#### [Material provided]

-*-

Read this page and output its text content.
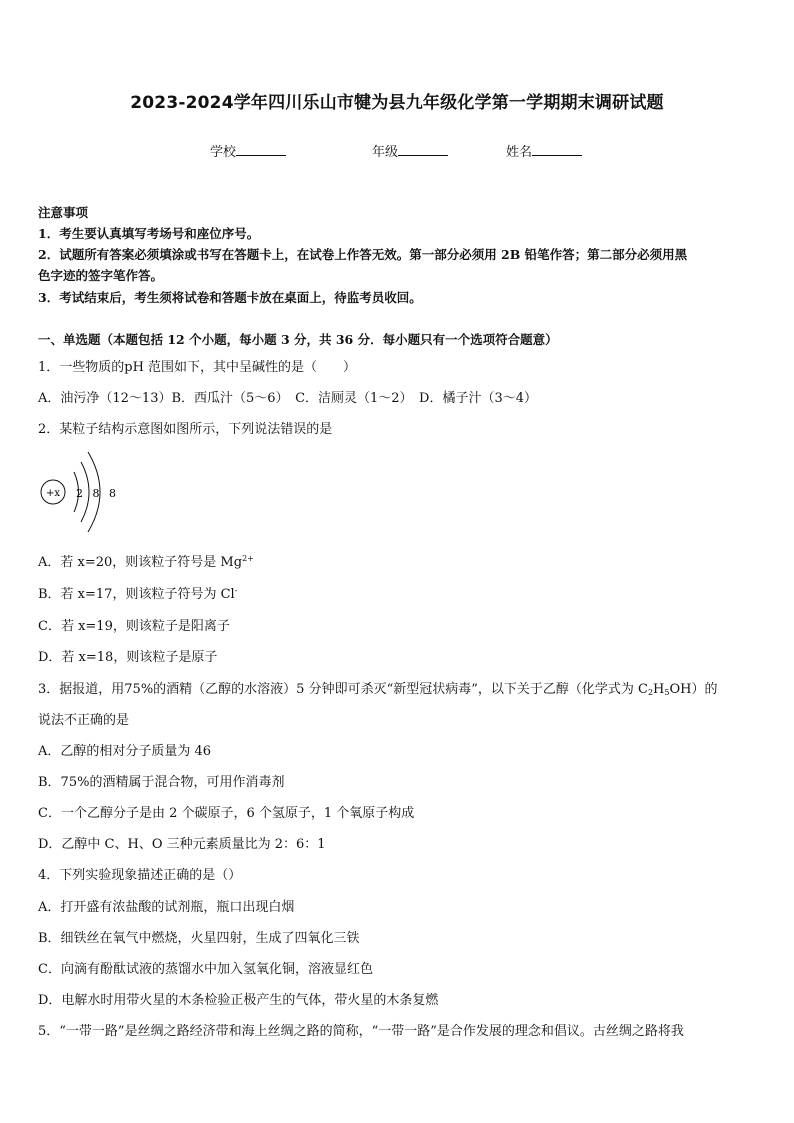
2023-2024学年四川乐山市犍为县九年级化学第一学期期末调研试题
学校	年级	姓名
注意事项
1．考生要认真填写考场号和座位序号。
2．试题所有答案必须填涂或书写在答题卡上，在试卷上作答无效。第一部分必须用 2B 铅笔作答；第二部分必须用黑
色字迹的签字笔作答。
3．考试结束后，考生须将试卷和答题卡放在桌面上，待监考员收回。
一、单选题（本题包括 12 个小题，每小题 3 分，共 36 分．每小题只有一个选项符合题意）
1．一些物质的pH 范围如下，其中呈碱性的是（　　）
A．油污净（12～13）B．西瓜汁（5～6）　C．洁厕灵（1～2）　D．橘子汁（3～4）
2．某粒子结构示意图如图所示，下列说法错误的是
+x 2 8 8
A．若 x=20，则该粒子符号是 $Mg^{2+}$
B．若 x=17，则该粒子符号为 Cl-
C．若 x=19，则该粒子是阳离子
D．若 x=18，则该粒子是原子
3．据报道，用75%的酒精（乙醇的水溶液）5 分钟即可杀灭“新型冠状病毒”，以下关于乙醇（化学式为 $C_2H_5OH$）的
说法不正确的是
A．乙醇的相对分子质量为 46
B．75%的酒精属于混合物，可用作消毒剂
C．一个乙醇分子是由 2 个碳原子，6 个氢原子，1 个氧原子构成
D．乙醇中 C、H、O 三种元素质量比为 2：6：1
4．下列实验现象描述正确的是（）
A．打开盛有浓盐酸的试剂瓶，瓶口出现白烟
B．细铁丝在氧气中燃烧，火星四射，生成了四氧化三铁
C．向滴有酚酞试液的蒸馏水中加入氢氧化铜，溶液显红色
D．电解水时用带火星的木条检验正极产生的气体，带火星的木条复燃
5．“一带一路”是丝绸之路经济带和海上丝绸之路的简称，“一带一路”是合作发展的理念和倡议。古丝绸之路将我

-*-

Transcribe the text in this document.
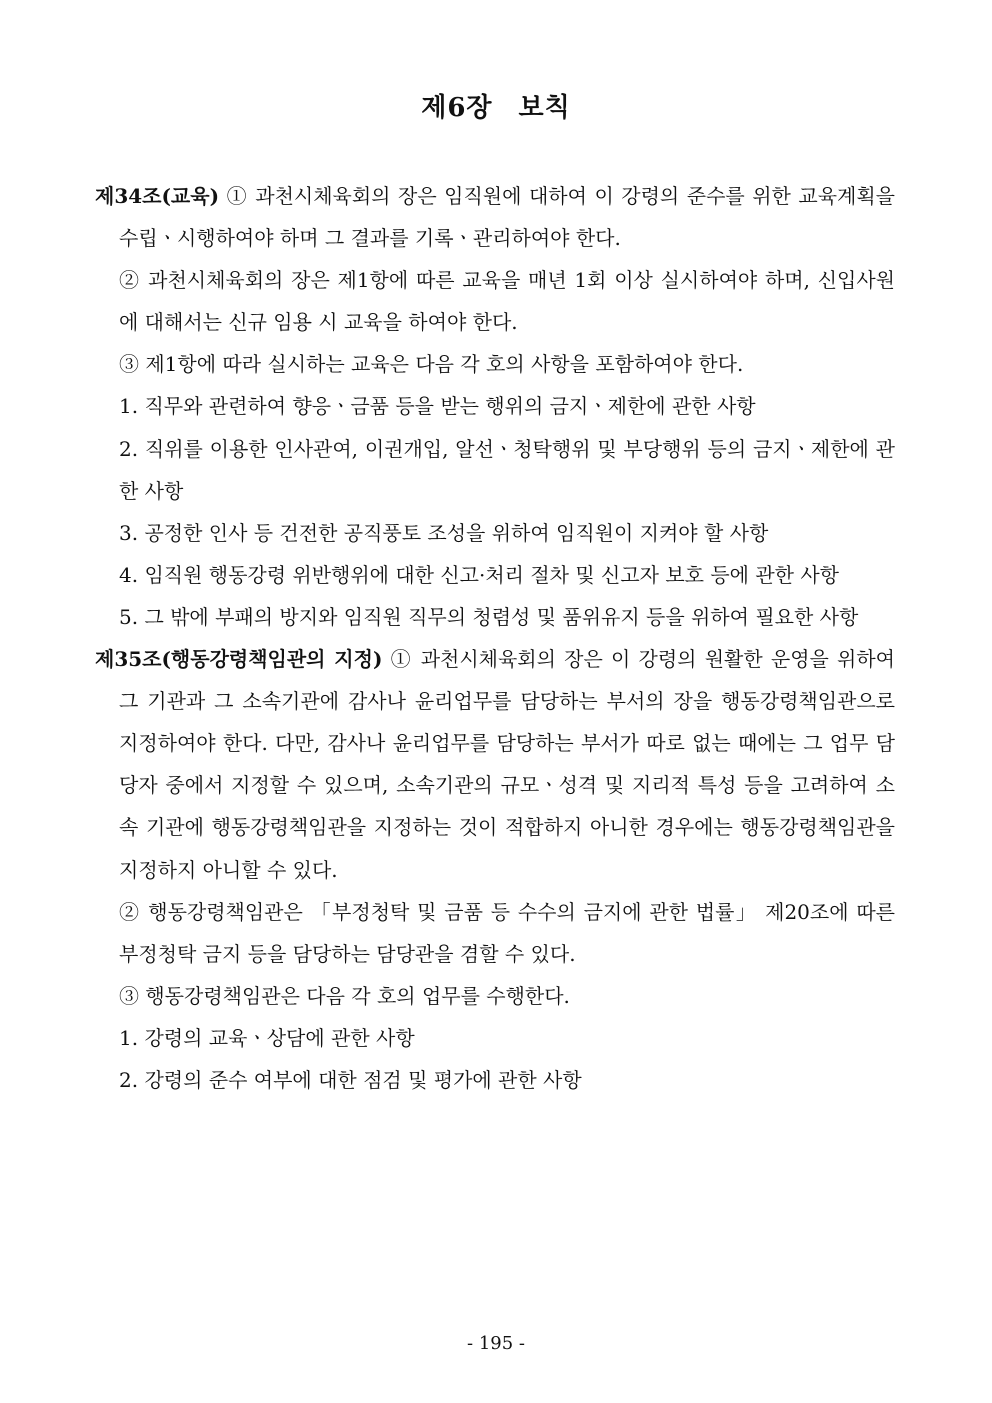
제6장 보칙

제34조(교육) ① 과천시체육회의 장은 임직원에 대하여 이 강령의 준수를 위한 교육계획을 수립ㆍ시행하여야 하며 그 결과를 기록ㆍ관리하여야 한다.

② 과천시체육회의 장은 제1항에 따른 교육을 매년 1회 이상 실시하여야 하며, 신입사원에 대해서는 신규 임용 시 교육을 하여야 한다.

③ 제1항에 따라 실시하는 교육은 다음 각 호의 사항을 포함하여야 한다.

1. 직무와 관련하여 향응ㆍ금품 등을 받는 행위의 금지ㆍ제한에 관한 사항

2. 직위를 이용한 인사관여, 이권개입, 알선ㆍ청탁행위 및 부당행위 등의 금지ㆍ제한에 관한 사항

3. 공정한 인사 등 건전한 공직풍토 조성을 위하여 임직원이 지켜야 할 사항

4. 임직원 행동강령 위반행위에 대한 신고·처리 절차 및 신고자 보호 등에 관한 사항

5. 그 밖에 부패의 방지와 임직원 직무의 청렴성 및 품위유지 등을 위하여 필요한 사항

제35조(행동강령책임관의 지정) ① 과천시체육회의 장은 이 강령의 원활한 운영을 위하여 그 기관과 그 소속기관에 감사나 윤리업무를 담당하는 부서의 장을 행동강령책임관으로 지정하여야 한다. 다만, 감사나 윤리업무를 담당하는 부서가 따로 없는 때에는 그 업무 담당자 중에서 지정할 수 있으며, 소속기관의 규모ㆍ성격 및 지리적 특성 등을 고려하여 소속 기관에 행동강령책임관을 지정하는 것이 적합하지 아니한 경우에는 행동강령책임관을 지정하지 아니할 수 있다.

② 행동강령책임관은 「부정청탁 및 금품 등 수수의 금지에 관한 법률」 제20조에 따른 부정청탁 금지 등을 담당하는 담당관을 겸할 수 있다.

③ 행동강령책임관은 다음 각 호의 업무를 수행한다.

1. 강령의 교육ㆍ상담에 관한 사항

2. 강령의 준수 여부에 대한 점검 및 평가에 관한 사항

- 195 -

-*-

#### [Exercise aim]
Search the listing above for the string "this". Copy every line that contains it.

#### [Written solution]
Read this page and output its text content.
Transcribe the text in this document.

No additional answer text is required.